§ **Passage shown**:

My BW is a massive yielder as well. Looks like yours is similar to mine structure wise. I had a few with real golf ball style nuggets too, those didn't yield as well although not bad by any means.


----------



## jessica d (Jun 11, 2015)

ya same here man excellent taste as well. i guess this cmass @6wks or so by 8wks did yield too. i forgot lol


----------



## GOLDBERG71 (Jun 11, 2015)

skunkd0c said:


> only one i have grown fairly recently is angelheart, lots of phenotypes all had something interesting about them
> i kept this one for a while, nice orange hash flavour and good dreamy high, not so great on the yield unless the plants were grown big
> 
> 
> ...

§ **The task**:
Answer these about the thread excerpt:
(a) In the first post, how did the plants with golf-ball-style nuggets yield?
(b) What date appears on the posts by jessica d and GOLDBERG71?
(c) In the quoted post about angelheart, under what condition was the yield not a problem?

§ **Extracted information**:
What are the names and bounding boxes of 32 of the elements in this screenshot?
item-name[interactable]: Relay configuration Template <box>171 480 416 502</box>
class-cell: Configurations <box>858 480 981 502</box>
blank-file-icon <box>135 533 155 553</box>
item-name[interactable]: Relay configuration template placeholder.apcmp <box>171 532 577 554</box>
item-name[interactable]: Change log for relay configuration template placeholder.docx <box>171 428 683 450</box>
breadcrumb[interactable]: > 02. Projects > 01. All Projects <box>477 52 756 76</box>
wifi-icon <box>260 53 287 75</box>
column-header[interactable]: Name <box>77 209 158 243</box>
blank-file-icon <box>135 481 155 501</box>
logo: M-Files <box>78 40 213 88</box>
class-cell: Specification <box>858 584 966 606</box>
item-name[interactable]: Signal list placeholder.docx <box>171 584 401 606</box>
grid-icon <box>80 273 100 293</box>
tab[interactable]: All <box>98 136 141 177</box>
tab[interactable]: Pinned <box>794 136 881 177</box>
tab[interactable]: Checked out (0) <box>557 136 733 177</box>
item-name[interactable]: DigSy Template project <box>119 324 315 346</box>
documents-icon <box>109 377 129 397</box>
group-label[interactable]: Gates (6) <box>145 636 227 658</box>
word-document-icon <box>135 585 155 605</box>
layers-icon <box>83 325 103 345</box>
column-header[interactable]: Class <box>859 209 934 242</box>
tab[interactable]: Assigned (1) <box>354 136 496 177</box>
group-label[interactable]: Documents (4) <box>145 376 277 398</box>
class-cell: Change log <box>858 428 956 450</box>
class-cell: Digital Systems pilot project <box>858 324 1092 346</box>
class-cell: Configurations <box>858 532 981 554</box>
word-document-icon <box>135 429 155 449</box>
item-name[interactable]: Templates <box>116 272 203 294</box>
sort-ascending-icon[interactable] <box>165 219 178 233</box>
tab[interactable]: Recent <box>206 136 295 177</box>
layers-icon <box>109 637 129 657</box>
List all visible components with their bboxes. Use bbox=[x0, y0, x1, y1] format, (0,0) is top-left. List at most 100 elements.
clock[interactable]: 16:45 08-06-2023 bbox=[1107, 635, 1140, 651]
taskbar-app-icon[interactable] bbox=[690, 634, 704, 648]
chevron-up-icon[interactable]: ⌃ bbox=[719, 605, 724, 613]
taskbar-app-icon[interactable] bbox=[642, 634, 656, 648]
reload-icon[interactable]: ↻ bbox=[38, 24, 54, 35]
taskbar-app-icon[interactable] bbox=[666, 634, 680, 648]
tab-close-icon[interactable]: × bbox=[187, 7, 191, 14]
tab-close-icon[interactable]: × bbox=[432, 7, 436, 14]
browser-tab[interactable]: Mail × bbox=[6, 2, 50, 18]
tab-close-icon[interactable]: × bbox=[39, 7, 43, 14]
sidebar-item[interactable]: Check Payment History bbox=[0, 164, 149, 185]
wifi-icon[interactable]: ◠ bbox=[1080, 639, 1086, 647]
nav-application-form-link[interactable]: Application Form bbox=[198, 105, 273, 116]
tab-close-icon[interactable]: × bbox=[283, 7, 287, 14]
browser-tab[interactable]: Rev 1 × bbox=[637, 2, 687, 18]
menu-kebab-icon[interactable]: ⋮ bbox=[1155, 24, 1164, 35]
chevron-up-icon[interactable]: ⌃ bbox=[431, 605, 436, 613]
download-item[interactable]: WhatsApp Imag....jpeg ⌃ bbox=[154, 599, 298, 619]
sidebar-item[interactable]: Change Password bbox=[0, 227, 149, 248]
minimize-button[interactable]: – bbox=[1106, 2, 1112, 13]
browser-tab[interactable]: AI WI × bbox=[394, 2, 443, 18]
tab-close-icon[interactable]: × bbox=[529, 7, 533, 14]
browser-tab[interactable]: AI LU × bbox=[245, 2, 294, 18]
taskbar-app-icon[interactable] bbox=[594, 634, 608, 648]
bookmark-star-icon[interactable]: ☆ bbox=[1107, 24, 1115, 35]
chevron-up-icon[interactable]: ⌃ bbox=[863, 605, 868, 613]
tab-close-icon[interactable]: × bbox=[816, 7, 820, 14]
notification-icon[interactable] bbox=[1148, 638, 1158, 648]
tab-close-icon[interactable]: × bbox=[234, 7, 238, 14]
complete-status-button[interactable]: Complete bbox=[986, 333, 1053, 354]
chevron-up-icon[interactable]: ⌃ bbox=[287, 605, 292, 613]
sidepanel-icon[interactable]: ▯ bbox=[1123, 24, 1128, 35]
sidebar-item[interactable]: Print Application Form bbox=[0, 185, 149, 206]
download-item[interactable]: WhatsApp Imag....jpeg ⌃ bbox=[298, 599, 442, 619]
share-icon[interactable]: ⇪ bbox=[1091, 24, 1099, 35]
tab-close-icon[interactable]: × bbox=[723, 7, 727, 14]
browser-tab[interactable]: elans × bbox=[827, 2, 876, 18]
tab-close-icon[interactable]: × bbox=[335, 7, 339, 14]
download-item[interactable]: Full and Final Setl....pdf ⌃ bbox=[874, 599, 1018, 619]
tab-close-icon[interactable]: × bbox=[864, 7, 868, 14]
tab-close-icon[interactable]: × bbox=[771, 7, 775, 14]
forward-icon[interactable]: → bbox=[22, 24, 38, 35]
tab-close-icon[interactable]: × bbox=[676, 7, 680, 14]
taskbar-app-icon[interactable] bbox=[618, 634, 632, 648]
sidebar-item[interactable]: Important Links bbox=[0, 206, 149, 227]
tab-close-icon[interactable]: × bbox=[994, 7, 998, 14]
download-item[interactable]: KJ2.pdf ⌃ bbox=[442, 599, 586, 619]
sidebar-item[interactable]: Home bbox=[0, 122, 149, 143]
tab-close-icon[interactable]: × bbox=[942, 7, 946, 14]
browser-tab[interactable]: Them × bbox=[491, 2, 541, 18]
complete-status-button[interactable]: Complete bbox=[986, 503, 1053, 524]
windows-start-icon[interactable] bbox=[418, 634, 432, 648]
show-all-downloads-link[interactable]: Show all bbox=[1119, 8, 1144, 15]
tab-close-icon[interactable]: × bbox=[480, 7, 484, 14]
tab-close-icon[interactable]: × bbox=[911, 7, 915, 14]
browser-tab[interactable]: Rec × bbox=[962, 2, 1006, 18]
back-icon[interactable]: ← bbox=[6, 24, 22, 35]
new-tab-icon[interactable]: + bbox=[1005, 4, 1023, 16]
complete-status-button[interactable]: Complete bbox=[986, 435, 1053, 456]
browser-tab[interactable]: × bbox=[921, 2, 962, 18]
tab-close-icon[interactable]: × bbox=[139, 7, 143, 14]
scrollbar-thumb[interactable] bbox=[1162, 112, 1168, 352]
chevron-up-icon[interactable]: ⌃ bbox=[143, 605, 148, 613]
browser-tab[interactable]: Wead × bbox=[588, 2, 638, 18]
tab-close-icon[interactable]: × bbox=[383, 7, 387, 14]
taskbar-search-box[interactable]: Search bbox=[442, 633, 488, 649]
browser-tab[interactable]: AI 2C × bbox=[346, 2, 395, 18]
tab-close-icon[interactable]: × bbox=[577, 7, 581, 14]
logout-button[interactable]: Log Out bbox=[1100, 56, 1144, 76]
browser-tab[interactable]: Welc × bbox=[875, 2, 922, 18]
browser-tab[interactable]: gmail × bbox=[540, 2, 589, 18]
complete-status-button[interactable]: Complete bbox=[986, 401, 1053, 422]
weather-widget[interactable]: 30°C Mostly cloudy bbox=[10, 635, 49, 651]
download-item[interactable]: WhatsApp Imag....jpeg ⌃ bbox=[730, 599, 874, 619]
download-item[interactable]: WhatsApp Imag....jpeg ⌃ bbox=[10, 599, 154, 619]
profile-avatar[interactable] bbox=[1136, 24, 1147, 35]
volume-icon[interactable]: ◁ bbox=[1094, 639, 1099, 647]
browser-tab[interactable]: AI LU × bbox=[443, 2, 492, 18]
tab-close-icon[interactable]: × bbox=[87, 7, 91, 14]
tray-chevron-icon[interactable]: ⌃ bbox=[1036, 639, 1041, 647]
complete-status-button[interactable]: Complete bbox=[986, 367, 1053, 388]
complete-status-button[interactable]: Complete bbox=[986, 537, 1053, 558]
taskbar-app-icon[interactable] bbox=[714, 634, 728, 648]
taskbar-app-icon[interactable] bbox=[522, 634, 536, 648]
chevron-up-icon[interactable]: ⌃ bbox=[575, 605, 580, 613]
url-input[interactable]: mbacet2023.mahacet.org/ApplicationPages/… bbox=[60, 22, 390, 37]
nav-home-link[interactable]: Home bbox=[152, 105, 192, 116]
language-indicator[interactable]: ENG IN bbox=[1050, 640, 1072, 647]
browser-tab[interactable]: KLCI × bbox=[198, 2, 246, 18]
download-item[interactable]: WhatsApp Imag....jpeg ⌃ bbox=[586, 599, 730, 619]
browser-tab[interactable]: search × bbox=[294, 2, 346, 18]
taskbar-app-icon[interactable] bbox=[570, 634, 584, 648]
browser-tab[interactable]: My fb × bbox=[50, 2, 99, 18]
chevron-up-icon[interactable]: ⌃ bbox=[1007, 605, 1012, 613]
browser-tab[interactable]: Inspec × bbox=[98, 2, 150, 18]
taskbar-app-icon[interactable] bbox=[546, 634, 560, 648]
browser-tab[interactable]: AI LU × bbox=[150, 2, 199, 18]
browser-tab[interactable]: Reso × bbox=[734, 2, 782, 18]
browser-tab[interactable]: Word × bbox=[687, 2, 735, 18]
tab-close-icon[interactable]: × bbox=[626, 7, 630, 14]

§ **Response box**:
(a) Not as well as the others, though not bad by any means.
(b) Jun 11, 2015.
(c) When the plants were grown big.